== Exercise details ==
Each entry below must be repeated word for word.

== Given records ==
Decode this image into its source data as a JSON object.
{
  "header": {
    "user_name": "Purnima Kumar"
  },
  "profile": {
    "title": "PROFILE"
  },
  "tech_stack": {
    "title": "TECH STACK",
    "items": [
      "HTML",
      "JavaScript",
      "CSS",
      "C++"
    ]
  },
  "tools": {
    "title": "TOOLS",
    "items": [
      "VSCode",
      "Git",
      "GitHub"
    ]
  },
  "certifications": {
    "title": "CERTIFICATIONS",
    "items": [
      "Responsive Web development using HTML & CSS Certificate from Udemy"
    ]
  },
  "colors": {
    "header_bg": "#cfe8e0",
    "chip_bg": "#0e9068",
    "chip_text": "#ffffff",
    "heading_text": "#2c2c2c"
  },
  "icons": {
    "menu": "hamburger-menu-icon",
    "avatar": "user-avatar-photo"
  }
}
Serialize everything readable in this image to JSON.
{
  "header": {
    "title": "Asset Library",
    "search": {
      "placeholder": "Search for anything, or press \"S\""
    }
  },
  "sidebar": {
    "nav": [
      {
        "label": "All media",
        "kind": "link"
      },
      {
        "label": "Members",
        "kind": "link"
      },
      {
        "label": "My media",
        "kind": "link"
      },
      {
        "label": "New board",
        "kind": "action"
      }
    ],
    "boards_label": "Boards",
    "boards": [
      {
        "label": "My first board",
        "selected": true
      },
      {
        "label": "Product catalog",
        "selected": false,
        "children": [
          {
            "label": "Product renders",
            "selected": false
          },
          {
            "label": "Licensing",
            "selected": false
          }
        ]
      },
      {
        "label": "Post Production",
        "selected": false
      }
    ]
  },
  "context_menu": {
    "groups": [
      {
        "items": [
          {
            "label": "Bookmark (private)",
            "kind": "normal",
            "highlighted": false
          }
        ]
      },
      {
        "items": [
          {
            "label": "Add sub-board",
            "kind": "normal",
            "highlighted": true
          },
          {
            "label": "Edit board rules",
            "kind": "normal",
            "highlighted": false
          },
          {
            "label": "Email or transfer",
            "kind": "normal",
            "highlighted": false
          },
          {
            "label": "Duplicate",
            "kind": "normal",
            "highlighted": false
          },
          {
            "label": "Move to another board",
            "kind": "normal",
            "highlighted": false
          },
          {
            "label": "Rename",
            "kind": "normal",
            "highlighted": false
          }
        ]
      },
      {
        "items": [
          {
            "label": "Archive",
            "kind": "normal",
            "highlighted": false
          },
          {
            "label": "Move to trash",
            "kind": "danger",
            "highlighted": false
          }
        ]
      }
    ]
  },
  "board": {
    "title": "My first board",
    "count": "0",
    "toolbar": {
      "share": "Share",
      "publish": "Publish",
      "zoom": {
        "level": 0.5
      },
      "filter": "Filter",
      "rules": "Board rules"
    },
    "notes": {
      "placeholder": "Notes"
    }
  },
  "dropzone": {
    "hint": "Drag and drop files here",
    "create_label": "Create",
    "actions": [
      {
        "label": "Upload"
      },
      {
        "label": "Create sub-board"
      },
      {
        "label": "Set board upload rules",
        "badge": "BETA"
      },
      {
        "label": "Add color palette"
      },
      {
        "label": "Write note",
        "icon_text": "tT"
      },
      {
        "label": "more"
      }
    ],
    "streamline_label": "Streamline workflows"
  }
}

== Completed exercise ==
Decode this image into its source data as a JSON object.
{
  "header": {
    "user_name": "Purnima Kumar"
  },
  "profile": {
    "title": "PROFILE"
  },
  "tech_stack": {
    "title": "TECH STACK",
    "items": [
      "HTML",
      "JavaScript",
      "CSS",
      "C++"
    ]
  },
  "tools": {
    "title": "TOOLS",
    "items": [
      "VSCode",
      "Git",
      "GitHub"
    ]
  },
  "certifications": {
    "title": "CERTIFICATIONS",
    "items": [
      "Responsive Web development using HTML & CSS Certificate from Udemy"
    ]
  },
  "colors": {
    "header_bg": "#cfe8e0",
    "chip_bg": "#0e9068",
    "chip_text": "#ffffff",
    "heading_text": "#2c2c2c"
  },
  "icons": {
    "menu": "hamburger-menu-icon",
    "avatar": "user-avatar-photo"
  }
}
Serialize everything readable in this image to JSON.
{
  "header": {
    "title": "Asset Library",
    "search": {
      "placeholder": "Search for anything, or press \"S\""
    }
  },
  "sidebar": {
    "nav": [
      {
        "label": "All media",
        "kind": "link"
      },
      {
        "label": "Members",
        "kind": "link"
      },
      {
        "label": "My media",
        "kind": "link"
      },
      {
        "label": "New board",
        "kind": "action"
      }
    ],
    "boards_label": "Boards",
    "boards": [
      {
        "label": "My first board",
        "selected": true
      },
      {
        "label": "Product catalog",
        "selected": false,
        "children": [
          {
            "label": "Product renders",
            "selected": false
          },
          {
            "label": "Licensing",
            "selected": false
          }
        ]
      },
      {
        "label": "Post Production",
        "selected": false
      }
    ]
  },
  "context_menu": {
    "groups": [
      {
        "items": [
          {
            "label": "Bookmark (private)",
            "kind": "normal",
            "highlighted": false
          }
        ]
      },
      {
        "items": [
          {
            "label": "Add sub-board",
            "kind": "normal",
            "highlighted": true
          },
          {
            "label": "Edit board rules",
            "kind": "normal",
            "highlighted": false
          },
          {
            "label": "Email or transfer",
            "kind": "normal",
            "highlighted": false
          },
          {
            "label": "Duplicate",
            "kind": "normal",
            "highlighted": false
          },
          {
            "label": "Move to another board",
            "kind": "normal",
            "highlighted": false
          },
          {
            "label": "Rename",
            "kind": "normal",
            "highlighted": false
          }
        ]
      },
      {
        "items": [
          {
            "label": "Archive",
            "kind": "normal",
            "highlighted": false
          },
          {
            "label": "Move to trash",
            "kind": "danger",
            "highlighted": false
          }
        ]
      }
    ]
  },
  "board": {
    "title": "My first board",
    "count": "0",
    "toolbar": {
      "share": "Share",
      "publish": "Publish",
      "zoom": {
        "level": 0.5
      },
      "filter": "Filter",
      "rules": "Board rules"
    },
    "notes": {
      "placeholder": "Notes"
    }
  },
  "dropzone": {
    "hint": "Drag and drop files here",
    "create_label": "Create",
    "actions": [
      {
        "label": "Upload"
      },
      {
        "label": "Create sub-board"
      },
      {
        "label": "Set board upload rules",
        "badge": "BETA"
      },
      {
        "label": "Add color palette"
      },
      {
        "label": "Write note",
        "icon_text": "tT"
      },
      {
        "label": "more"
      }
    ],
    "streamline_label": "Streamline workflows"
  }
}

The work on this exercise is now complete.